== What this task involves ==
Every line below should be repeated exactly.

== Data to use ==
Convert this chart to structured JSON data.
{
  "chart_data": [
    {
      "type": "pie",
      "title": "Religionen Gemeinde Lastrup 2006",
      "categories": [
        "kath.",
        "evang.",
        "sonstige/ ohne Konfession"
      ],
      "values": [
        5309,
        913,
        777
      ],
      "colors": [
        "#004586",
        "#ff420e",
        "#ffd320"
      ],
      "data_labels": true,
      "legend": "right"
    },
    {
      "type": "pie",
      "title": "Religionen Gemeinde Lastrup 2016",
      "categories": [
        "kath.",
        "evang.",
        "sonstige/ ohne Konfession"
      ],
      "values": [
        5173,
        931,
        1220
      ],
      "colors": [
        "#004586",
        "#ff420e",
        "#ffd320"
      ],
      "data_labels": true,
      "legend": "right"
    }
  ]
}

== Task response ==
Convert this chart to structured JSON data.
{
  "chart_data": [
    {
      "type": "pie",
      "title": "Religionen Gemeinde Lastrup 2006",
      "categories": [
        "kath.",
        "evang.",
        "sonstige/ ohne Konfession"
      ],
      "values": [
        5309,
        913,
        777
      ],
      "colors": [
        "#004586",
        "#ff420e",
        "#ffd320"
      ],
      "data_labels": true,
      "legend": "right"
    },
    {
      "type": "pie",
      "title": "Religionen Gemeinde Lastrup 2016",
      "categories": [
        "kath.",
        "evang.",
        "sonstige/ ohne Konfession"
      ],
      "values": [
        5173,
        931,
        1220
      ],
      "colors": [
        "#004586",
        "#ff420e",
        "#ffd320"
      ],
      "data_labels": true,
      "legend": "right"
    }
  ]
}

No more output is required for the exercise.